— START OF PROVIDED ENTRIES —
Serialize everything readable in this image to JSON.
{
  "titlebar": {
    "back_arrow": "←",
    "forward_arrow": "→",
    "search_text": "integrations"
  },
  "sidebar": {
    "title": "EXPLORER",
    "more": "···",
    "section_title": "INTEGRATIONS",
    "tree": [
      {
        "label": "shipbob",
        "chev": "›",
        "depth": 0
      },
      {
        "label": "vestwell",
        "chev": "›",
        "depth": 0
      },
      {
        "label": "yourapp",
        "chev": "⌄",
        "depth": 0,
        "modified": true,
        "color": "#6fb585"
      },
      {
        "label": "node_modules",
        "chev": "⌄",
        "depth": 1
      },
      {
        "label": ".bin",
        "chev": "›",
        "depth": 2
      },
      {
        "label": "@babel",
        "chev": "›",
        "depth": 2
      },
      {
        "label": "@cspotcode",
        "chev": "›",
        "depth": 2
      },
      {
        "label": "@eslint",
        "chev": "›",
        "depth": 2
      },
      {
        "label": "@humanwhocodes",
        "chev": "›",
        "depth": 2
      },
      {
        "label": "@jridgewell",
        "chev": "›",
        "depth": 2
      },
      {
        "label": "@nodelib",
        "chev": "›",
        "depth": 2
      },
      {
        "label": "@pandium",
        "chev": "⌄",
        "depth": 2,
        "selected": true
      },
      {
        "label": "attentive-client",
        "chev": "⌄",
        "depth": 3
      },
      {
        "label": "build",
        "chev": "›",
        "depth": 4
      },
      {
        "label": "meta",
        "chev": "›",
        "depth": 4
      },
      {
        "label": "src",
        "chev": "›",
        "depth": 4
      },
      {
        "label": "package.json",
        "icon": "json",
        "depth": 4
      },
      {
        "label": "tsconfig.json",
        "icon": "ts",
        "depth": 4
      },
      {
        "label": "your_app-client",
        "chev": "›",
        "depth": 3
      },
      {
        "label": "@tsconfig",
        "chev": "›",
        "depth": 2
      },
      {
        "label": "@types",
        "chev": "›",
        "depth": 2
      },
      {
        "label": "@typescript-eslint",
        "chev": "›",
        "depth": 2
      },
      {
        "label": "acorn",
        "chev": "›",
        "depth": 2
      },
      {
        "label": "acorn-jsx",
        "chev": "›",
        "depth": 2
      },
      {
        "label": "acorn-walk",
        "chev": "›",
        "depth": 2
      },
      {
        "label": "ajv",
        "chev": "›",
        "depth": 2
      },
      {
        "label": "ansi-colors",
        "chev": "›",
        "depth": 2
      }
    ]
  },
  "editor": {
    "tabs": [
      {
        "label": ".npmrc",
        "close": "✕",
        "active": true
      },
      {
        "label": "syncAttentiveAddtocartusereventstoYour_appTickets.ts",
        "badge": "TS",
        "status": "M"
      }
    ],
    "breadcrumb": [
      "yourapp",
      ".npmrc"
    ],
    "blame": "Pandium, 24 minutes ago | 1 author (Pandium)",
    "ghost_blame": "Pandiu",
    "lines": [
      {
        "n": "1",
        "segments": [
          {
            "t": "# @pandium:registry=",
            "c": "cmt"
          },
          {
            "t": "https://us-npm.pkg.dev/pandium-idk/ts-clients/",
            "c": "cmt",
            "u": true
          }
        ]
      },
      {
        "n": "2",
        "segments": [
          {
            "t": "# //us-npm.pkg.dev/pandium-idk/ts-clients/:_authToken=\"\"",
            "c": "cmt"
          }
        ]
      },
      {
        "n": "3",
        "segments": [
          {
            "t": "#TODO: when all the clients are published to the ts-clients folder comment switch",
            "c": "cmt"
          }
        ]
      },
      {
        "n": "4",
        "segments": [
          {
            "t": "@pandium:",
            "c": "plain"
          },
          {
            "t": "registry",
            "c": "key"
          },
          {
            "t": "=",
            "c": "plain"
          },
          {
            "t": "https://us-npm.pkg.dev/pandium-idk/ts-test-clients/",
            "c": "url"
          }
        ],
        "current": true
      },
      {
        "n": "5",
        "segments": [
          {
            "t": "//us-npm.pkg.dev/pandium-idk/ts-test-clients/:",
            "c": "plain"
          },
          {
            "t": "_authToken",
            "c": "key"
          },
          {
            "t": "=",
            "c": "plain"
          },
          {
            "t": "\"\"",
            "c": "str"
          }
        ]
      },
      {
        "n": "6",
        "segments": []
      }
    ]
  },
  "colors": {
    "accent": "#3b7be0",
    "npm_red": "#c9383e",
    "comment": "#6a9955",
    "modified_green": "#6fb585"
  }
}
— END OF PROVIDED ENTRIES —
▶ WRITTEN TASK: From the listing above, copy every line that holds the string "eslint".

▶ TASK ANSWER:
        "label": "@eslint",
        "label": "@typescript-eslint",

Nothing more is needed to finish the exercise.